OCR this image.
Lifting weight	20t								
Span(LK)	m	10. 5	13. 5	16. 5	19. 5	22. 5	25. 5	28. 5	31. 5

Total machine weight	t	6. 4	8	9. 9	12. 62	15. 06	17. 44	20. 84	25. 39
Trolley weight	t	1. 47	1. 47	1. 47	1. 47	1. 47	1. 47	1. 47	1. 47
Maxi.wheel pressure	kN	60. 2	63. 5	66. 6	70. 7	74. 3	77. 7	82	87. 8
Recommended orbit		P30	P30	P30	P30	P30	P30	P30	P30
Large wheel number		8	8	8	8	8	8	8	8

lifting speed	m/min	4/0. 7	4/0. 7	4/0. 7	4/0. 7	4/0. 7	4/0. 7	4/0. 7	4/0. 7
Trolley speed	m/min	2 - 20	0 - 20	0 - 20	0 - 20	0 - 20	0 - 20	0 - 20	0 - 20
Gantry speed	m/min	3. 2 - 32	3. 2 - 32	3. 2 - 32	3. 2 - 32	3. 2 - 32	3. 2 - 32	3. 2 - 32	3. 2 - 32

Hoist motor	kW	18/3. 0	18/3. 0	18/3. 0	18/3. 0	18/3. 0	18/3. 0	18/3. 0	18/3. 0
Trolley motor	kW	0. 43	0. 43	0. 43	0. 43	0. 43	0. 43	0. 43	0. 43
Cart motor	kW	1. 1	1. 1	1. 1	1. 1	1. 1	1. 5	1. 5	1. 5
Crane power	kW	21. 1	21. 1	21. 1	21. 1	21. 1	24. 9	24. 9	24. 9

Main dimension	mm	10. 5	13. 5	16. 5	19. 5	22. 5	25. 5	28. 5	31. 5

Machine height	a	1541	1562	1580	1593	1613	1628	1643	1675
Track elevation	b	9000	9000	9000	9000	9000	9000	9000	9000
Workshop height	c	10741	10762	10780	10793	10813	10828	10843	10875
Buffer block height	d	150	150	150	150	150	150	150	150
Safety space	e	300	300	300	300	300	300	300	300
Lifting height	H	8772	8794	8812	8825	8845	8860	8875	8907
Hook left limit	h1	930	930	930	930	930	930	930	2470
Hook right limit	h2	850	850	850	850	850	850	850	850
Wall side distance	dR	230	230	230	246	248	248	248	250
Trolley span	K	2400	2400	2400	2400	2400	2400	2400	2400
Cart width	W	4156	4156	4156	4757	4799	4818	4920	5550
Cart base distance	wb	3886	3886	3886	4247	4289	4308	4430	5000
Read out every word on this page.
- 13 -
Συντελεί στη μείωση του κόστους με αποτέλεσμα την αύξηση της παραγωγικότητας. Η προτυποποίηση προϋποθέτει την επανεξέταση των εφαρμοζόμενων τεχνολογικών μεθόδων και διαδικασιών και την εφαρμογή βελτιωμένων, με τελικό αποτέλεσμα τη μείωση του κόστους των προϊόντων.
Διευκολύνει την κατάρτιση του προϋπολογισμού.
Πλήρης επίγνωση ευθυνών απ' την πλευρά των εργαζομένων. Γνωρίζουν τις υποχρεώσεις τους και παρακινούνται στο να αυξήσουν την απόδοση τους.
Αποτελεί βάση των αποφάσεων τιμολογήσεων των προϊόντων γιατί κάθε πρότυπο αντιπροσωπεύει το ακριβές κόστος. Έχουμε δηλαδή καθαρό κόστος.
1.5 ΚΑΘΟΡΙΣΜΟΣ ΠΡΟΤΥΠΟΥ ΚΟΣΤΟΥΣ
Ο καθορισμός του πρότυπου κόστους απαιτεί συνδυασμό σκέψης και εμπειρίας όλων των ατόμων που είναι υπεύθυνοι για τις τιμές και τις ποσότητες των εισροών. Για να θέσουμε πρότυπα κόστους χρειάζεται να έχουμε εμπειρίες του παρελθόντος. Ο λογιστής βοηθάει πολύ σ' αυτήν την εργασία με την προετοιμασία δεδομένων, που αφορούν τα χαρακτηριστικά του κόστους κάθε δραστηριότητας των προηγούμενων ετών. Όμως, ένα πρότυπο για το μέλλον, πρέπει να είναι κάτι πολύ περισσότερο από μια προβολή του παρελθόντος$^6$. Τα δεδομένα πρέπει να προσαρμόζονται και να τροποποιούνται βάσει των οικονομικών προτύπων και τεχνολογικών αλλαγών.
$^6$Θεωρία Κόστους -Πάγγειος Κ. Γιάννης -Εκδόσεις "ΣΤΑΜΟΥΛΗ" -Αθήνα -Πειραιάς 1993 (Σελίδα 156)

*DO THIS:* What is the number of lines in these records that contain "Trolley"? Reply with the number only.

*ANSWER TO THE TASK:* 4